Direction
Retype the data below without altering anything.

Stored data
————————
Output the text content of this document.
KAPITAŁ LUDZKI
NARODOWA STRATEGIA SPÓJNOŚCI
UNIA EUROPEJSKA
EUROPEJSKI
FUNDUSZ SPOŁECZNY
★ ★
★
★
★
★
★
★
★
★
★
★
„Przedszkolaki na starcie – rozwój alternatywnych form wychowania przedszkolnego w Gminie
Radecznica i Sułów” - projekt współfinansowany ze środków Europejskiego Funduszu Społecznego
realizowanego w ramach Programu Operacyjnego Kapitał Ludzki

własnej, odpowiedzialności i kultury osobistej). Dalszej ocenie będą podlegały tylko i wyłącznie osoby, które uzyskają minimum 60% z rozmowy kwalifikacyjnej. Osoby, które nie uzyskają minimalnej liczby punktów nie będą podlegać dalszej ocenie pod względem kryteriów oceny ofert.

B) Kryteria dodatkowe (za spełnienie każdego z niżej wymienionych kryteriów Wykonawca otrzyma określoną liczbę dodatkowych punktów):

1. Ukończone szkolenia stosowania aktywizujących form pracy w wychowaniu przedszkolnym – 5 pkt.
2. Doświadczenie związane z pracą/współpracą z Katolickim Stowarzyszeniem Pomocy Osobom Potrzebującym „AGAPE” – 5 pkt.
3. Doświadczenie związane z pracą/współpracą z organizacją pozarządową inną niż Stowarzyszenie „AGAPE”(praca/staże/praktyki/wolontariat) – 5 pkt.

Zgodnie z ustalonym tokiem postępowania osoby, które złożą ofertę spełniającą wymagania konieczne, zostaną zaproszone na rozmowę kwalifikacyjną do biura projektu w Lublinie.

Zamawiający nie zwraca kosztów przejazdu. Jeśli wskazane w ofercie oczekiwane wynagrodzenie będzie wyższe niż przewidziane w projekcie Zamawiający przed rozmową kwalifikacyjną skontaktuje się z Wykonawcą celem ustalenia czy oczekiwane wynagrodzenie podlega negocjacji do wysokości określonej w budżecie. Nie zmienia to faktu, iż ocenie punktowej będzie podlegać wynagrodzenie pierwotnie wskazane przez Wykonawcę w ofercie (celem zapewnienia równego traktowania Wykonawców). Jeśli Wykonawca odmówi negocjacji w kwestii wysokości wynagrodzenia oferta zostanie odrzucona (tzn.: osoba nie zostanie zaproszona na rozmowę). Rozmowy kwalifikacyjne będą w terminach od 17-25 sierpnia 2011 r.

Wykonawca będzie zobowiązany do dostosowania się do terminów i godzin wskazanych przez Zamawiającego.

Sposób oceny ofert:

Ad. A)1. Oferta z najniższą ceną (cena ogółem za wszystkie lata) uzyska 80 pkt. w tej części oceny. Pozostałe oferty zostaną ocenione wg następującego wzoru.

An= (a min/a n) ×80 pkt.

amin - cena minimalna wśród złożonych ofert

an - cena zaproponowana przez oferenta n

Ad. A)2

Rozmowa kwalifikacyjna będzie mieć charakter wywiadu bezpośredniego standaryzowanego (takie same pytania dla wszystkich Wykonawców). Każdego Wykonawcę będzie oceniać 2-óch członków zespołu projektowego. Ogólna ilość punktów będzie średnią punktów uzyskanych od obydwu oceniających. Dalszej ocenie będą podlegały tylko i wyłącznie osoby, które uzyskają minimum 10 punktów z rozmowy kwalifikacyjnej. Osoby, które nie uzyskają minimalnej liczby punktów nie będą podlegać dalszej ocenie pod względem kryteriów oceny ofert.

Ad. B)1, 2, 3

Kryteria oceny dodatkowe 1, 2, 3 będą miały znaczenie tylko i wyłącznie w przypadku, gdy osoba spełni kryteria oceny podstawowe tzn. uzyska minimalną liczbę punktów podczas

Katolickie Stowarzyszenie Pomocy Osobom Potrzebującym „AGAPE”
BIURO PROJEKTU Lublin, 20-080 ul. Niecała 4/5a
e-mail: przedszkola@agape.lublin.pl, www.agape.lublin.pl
————————
Worked solution
Output the text content of this document.
KAPITAŁ LUDZKI
NARODOWA STRATEGIA SPÓJNOŚCI
UNIA EUROPEJSKA
EUROPEJSKI
FUNDUSZ SPOŁECZNY
★ ★
★
★
★
★
★
★
★
★
★
★
„Przedszkolaki na starcie – rozwój alternatywnych form wychowania przedszkolnego w Gminie
Radecznica i Sułów” - projekt współfinansowany ze środków Europejskiego Funduszu Społecznego
realizowanego w ramach Programu Operacyjnego Kapitał Ludzki

własnej, odpowiedzialności i kultury osobistej). Dalszej ocenie będą podlegały tylko i wyłącznie osoby, które uzyskają minimum 60% z rozmowy kwalifikacyjnej. Osoby, które nie uzyskają minimalnej liczby punktów nie będą podlegać dalszej ocenie pod względem kryteriów oceny ofert.

B) Kryteria dodatkowe (za spełnienie każdego z niżej wymienionych kryteriów Wykonawca otrzyma określoną liczbę dodatkowych punktów):

1. Ukończone szkolenia stosowania aktywizujących form pracy w wychowaniu przedszkolnym – 5 pkt.
2. Doświadczenie związane z pracą/współpracą z Katolickim Stowarzyszeniem Pomocy Osobom Potrzebującym „AGAPE” – 5 pkt.
3. Doświadczenie związane z pracą/współpracą z organizacją pozarządową inną niż Stowarzyszenie „AGAPE”(praca/staże/praktyki/wolontariat) – 5 pkt.

Zgodnie z ustalonym tokiem postępowania osoby, które złożą ofertę spełniającą wymagania konieczne, zostaną zaproszone na rozmowę kwalifikacyjną do biura projektu w Lublinie.

Zamawiający nie zwraca kosztów przejazdu. Jeśli wskazane w ofercie oczekiwane wynagrodzenie będzie wyższe niż przewidziane w projekcie Zamawiający przed rozmową kwalifikacyjną skontaktuje się z Wykonawcą celem ustalenia czy oczekiwane wynagrodzenie podlega negocjacji do wysokości określonej w budżecie. Nie zmienia to faktu, iż ocenie punktowej będzie podlegać wynagrodzenie pierwotnie wskazane przez Wykonawcę w ofercie (celem zapewnienia równego traktowania Wykonawców). Jeśli Wykonawca odmówi negocjacji w kwestii wysokości wynagrodzenia oferta zostanie odrzucona (tzn.: osoba nie zostanie zaproszona na rozmowę). Rozmowy kwalifikacyjne będą w terminach od 17-25 sierpnia 2011 r.

Wykonawca będzie zobowiązany do dostosowania się do terminów i godzin wskazanych przez Zamawiającego.

Sposób oceny ofert:

Ad. A)1. Oferta z najniższą ceną (cena ogółem za wszystkie lata) uzyska 80 pkt. w tej części oceny. Pozostałe oferty zostaną ocenione wg następującego wzoru.

An= (a min/a n) ×80 pkt.

amin - cena minimalna wśród złożonych ofert

an - cena zaproponowana przez oferenta n

Ad. A)2

Rozmowa kwalifikacyjna będzie mieć charakter wywiadu bezpośredniego standaryzowanego (takie same pytania dla wszystkich Wykonawców). Każdego Wykonawcę będzie oceniać 2-óch członków zespołu projektowego. Ogólna ilość punktów będzie średnią punktów uzyskanych od obydwu oceniających. Dalszej ocenie będą podlegały tylko i wyłącznie osoby, które uzyskają minimum 10 punktów z rozmowy kwalifikacyjnej. Osoby, które nie uzyskają minimalnej liczby punktów nie będą podlegać dalszej ocenie pod względem kryteriów oceny ofert.

Ad. B)1, 2, 3

Kryteria oceny dodatkowe 1, 2, 3 będą miały znaczenie tylko i wyłącznie w przypadku, gdy osoba spełni kryteria oceny podstawowe tzn. uzyska minimalną liczbę punktów podczas

Katolickie Stowarzyszenie Pomocy Osobom Potrzebującym „AGAPE”
BIURO PROJEKTU Lublin, 20-080 ul. Niecała 4/5a
e-mail: przedszkola@agape.lublin.pl, www.agape.lublin.pl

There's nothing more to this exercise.